** start Data supplied **

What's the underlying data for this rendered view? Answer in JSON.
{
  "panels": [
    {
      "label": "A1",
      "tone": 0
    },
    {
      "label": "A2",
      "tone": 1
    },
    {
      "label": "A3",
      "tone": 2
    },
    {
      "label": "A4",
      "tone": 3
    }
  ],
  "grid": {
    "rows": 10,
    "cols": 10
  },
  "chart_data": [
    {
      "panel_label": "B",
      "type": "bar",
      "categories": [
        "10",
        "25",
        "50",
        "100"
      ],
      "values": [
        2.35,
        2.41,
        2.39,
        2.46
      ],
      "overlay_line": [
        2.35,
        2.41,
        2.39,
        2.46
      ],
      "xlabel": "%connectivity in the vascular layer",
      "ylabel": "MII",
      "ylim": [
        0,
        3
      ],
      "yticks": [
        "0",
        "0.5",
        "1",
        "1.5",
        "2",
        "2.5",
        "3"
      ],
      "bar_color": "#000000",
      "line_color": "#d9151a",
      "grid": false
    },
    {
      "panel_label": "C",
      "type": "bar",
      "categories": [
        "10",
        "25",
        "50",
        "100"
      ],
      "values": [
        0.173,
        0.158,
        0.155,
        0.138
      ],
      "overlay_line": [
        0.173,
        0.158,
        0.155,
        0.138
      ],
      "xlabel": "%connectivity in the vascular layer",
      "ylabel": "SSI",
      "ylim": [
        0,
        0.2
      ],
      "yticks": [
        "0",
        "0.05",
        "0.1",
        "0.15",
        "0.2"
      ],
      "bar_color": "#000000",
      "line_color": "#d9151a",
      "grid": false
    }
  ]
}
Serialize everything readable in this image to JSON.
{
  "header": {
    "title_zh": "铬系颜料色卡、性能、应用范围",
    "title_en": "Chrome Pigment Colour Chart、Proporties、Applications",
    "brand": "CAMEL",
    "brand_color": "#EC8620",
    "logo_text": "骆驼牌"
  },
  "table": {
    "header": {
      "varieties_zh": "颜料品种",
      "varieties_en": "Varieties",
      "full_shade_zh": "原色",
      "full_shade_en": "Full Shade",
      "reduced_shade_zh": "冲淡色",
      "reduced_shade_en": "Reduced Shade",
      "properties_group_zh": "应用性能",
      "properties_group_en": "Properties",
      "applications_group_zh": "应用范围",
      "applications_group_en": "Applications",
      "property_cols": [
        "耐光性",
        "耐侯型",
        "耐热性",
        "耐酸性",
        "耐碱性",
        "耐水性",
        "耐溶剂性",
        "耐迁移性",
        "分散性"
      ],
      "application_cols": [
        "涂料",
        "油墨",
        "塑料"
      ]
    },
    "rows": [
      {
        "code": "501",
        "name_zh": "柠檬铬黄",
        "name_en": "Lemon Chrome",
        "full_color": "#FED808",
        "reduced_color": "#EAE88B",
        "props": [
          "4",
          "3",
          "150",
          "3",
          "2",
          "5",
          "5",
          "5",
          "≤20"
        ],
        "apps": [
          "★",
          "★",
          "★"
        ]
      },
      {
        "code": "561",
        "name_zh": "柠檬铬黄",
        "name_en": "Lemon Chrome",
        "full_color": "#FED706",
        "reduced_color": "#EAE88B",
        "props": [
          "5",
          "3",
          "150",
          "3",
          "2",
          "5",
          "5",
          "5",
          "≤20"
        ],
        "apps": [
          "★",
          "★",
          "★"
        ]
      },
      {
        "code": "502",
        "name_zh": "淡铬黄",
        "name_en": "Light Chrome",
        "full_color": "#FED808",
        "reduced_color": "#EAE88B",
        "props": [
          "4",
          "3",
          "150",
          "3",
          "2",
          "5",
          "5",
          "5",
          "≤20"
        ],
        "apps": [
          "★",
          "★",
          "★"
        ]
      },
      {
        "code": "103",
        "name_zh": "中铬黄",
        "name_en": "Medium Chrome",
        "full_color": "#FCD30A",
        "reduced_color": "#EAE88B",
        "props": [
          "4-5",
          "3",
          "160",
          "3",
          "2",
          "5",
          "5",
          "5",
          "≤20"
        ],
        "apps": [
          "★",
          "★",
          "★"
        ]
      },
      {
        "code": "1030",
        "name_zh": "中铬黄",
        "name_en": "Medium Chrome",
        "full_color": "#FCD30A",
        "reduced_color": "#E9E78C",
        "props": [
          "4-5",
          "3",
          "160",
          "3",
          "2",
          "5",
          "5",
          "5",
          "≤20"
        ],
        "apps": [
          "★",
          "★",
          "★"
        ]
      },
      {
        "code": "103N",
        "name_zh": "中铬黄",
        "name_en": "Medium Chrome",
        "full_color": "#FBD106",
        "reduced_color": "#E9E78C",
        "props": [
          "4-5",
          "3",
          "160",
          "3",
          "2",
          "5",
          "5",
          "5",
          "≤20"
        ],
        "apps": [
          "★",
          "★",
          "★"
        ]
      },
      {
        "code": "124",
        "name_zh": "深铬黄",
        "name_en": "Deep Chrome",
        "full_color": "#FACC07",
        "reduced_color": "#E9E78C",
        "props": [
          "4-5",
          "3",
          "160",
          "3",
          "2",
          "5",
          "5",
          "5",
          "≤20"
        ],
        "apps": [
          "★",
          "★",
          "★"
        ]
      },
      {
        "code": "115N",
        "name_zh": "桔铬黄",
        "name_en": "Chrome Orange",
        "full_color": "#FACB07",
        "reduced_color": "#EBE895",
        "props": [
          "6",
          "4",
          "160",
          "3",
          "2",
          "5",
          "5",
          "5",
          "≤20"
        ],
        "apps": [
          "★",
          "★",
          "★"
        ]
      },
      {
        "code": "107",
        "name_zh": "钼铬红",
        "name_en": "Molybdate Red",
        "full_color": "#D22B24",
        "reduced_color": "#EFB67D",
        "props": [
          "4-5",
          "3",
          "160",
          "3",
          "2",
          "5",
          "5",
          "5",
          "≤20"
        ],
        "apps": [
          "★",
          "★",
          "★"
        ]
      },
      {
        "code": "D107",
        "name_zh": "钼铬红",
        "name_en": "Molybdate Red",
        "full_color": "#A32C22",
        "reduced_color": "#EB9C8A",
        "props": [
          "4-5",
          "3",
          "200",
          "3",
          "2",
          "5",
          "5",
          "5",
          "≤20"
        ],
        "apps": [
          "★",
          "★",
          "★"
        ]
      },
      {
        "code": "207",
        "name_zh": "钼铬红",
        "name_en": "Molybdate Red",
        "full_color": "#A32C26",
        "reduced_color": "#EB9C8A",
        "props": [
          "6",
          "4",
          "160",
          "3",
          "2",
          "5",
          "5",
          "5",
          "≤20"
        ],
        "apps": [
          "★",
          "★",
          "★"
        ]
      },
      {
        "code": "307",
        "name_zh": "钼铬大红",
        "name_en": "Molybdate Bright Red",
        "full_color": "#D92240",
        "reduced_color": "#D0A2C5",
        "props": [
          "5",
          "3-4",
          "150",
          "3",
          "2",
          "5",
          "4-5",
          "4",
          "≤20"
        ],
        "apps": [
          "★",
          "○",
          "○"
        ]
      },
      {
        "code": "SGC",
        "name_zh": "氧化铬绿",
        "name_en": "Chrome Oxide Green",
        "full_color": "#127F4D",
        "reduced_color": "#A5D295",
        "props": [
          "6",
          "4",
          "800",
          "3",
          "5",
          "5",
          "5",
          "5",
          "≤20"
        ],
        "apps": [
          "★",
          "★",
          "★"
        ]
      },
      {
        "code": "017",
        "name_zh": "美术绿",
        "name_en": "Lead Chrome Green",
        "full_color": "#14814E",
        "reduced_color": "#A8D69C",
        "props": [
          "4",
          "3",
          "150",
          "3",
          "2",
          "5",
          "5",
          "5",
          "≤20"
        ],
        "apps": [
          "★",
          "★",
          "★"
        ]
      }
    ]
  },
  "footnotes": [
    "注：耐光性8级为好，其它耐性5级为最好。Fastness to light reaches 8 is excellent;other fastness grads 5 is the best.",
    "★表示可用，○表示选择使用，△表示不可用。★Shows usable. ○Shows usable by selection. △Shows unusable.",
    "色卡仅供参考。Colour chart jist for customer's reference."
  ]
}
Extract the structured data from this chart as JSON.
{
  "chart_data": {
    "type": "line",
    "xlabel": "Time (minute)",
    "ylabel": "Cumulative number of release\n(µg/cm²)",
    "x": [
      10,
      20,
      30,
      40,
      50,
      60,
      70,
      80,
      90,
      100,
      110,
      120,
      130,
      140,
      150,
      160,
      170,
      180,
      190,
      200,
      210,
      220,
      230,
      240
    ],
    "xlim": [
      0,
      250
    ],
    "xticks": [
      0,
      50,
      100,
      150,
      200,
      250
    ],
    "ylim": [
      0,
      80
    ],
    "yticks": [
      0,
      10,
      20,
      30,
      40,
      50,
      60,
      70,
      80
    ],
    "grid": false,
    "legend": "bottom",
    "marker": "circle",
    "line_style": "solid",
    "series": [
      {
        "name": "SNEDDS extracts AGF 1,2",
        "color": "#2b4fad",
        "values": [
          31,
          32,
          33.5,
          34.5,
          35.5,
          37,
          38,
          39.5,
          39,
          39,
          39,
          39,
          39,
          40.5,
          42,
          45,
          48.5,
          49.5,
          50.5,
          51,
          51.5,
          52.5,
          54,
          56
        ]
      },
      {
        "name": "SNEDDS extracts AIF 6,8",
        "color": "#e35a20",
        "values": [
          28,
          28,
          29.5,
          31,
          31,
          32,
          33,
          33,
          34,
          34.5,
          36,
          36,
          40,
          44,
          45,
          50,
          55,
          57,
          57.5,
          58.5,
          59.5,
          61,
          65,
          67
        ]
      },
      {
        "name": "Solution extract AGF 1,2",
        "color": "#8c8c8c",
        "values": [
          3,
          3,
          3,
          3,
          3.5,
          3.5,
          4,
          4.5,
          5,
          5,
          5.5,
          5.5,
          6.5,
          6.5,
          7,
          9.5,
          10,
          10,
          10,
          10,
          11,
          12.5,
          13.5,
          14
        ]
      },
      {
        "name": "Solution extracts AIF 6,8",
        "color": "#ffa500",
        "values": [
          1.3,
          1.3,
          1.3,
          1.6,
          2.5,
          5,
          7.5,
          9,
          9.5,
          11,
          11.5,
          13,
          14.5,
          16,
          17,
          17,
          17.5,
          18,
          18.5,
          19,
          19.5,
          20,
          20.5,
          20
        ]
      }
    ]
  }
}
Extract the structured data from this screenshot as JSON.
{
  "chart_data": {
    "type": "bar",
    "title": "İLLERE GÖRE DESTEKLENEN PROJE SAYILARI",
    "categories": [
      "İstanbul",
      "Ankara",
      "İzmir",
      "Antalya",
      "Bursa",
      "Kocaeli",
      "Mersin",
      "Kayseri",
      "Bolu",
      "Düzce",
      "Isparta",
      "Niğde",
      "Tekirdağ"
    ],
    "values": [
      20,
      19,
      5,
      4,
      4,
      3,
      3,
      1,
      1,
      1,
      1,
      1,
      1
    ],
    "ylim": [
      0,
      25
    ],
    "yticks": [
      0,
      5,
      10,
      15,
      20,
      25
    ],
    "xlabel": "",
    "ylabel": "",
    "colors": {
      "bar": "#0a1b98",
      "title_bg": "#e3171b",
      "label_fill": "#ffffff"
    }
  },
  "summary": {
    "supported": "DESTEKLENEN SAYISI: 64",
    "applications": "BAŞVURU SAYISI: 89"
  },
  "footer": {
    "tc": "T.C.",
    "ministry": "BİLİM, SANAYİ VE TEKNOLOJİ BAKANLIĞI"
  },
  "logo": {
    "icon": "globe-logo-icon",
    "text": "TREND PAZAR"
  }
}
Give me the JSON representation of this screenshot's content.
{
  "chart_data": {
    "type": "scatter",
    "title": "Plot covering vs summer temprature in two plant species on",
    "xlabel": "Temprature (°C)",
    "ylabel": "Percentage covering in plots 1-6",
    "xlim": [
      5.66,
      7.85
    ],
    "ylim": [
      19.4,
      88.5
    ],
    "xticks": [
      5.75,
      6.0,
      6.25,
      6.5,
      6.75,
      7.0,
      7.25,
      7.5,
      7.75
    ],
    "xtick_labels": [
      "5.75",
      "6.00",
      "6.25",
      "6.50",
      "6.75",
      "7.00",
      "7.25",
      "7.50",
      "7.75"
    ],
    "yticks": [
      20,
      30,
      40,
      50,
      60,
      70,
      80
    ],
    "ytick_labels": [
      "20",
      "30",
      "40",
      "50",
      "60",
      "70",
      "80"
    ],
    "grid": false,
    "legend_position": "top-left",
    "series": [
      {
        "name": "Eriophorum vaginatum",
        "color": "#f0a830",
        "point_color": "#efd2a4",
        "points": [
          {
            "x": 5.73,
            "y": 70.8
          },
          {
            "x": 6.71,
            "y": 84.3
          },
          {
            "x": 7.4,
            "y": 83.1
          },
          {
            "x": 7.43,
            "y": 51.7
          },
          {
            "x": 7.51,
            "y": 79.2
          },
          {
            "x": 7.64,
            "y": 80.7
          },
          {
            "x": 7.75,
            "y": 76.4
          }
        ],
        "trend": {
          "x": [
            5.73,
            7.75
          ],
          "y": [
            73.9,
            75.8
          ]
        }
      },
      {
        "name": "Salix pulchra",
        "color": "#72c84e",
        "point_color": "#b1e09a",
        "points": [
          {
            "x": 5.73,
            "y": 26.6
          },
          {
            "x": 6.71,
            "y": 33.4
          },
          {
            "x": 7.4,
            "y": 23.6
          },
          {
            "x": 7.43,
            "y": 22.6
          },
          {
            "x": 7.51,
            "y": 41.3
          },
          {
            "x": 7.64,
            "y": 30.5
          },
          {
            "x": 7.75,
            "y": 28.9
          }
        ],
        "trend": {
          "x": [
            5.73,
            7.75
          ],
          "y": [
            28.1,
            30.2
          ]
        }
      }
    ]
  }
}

** end Data supplied **

• **What you will do**
In the listing above, locate each line with "应用范围" and copy it.

• **The reply**
    "title_zh": "铬系颜料色卡、性能、应用范围",
      "applications_group_zh": "应用范围",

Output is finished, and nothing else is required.